Exercice court: Prolongez le texte sur la dynastie Cartier à partir de sa dernière phrase.

La dynastie des Cartier

Bien que la dynastie remonte au 18e siècle, le nom de Cartier se fait connaître vers 1847. Louis-François Cartier, l’ancêtre, travaille dans l’atelier de bijouterie appartenant à un artisan, Adolphe Picard, 29 rue Montorgueil à Paris. Proche de la retraite, Adolphe Picard remarque les qualités de Louis-François Cartier, lui propose de prendre sa succession à la tête de la bijouterie. Ce que Louis-François, fondateur de la dynastie des Cartier, accepte. En 1859, fort de son succès, Cartier souhaite agrandir sa boutique. Pour cela, il s’installe avec son fils Alfred qu’il prend comme associé au 9, boulevard des Italiens, haut lieu de la Vie parisienne.

En 1899, Cartier déménage définitivement au 13 rue de la Paix, quartier du luxe, près de la boutique du grand couturier Charles-Frederick Worth, du parfumeur Guerlain, de l’hôtel Ritz.
L’aîné des enfants d’Alfred Cartier, Louis, va épauler son père. Lorsqu’Alfred décède, c’est Louis qui dirige la maison. C’est avec lui que la Maison va séduire la clientèle parisienne et internationale. Quelques années plus tard, Pierre et Jacques épaulent leur frère Louis. À eux trois, ils vont se partager le monde. Louis Cartier dirige la maison mère à Paris. Jacques s’occupe de l’ouverture d’une succursale à Londres au 4 New Burlington Street, et la dirige. Cette ouverture coïncide avec le Couronnement du roi Edouard VII en 1902. Tandis que Pierre part pour New York ouvrir et administrer une succursale à la Cinquième avenue en 1907, Suzanne Cartier, leur sœur, est exclue des affaires.
C’est Edouard VII qui s’exclame : « Cartier est le joaillier des rois et le roi des joailliers ».

Dans les années 30, pour la première fois une femme entre dans l’univers masculin de la maison Cartier : Jeanne Toussaint. Cette femme, élégante et d’un goût sûr, va y déposer sa patte, une griffe indélébile : celle d’une panthère, surnom qu’on lui donne. La Panthère devient l’emblème de la Maison.

Les relations que Louis, Jacques et Pierre entretiennent avec les têtes couronnées leur procurent une longue liste de brevets délivrés par les cours royales et impériales.
Aux alentours de 1964, la Maison Cartier cesse de devenir une entreprise familiale. Elle passe la main à plusieurs dirigeants dont Robert Hoccq, Alain-Dominique Perrin. Actuellement, Cartier appartient au groupe Richemont, compagnie financière installée en Suisse.

Données fournies:
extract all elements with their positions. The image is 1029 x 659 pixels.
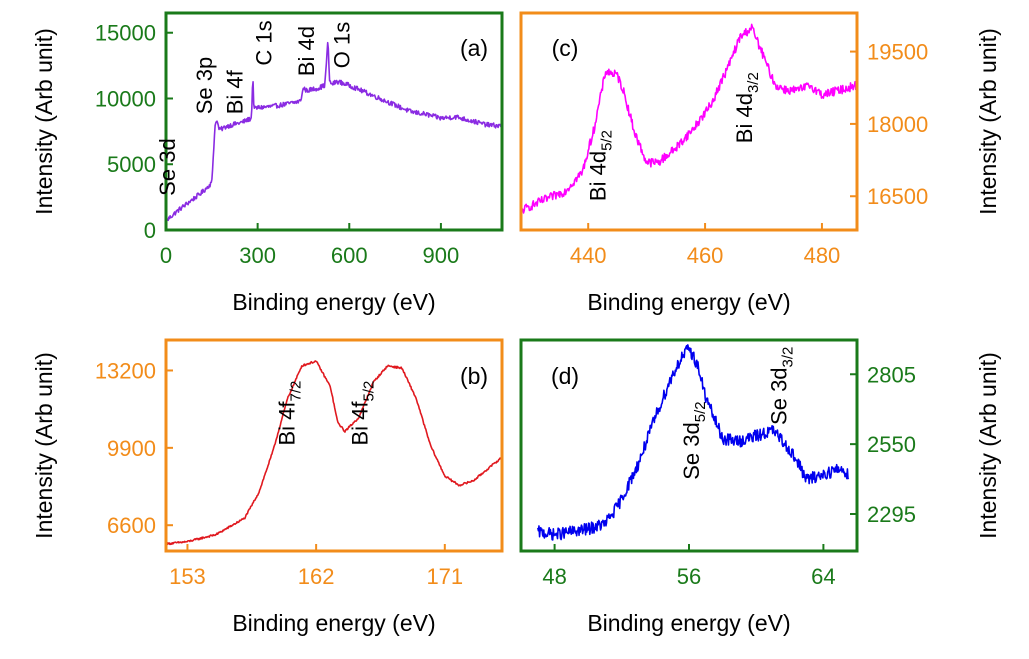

Réponse:
Sommaire

Histoire de style :

À la chute de Louis-Philippe, le roi des Français, en 1848, la IIe République s’organise et Louis-Napoléon Bonaparte prend le pouvoir avant de réaliser un coup d’Etat en 1852. Louis-Napoléon devient empereur sous le nom de Napoléon III.
 

Seconde moitié du 19e siècle :

Portrait de la Princesse Mathilde
Portrait de la princesse Mathilde Napoléon, peinte par Eugène Giraud (Wikimédia, Domaine public)

Sous le Second Empire, le style des bijoux rappelle celui de la Renaissance, très chargé. L’or qui compose l’armature des parures semble massif et ne met pas en valeur les joyaux. Louis-François Cartier déteste ce style très lourd. Il souhaite l’alléger. Et il y parvient. Il est un des premiers à utiliser un alliage plus léger que l’or, plus maniable que l’argent qui noircit en outre : le platine. Ce matériau possède des avantages. Par sa finesse, sa solidité, il valorise indubitablement les diamants, les pierres précieuses et les perles.

Lorsqu’il s’installe Boulevard des Italiens, il attire la curiosité d’une clientèle cosmopolite dont la Princesse Mathilde, cousine de l’empereur Napoléon III. Par son intermédiaire, Cartier entre dans la sphère impériale. L’impératrice Eugénie de Montijo s’intéresse aussi à la nouveauté et à l’originalité de Cartier. Elle devient une de ses plus fidèles clientes.

Portrait de l'impératrice Eugénie
Eugénie de Montijo, peinte par Franz-Xaver Winterhalter, 1864 (Wikimédia, Domaine public)

Le style Louis XVI fascine Cartier. Il aime son apparente simplicité. Il ne cesse d’inventer des parures qui rappellent celles portées par Marie-Antoinette : rubans, guirlandes, nœuds… L’impératrice Eugénie voue une idolâtrie exclusive pour Marie-Antoinette. L’épouse de Napoléon III se vêt comme Marie-Antoinette, se fait portraiturer à la pose de Marie-Antoinette par Franz-Xaver Winterhalter à la manière d’Elisabeth Vigée-Lebrun. Elle demande aux ébénistes, Paul Sormani, la famille Bellangé, Vervelle, Gervais-Maximilien Durand entre autres, de lui créer des meubles dont le style s’appelle « Louis XVI-Impératrice ». Cet engouement influence aussi la mode et la joaillerie.
Lorsque Cartier s’installe rue de la Paix, le joaillier va faire la connaissance de Charles-Frederick Worth, fondateur de la Haute Couture. Ce créateur de mode, anglais d’origine, est lui aussi amoureux du 18e siècle. Les paniers, armatures en osier, donnent une ampleur toute royale aux somptueuses robes portées par la reine Marie-Antoinette et la Cour. Sur ces robes, se cousent des perles, des sequins et autres pierreries. Les broderies, la silhouette des toilettes procurent un éclat qui inspire Worth qui va créer des crinolines et Cartier à engendrer de beaux bijoux à porter autour du cou, des poignets, sur les coiffures ou à épingler sur les corsages. A eux deux, ils conjuguent la mode et la joaillerie du Second Empire. Ce mariage professionnel s’accompagne des noces de Louis Cartier, fils d’Alfred, avec Caroline, fille de Worth. Louis et Caroline vont être les parents d’Anne-Marie qui va épouser René Révillon, appartenant à la famille des fourreurs.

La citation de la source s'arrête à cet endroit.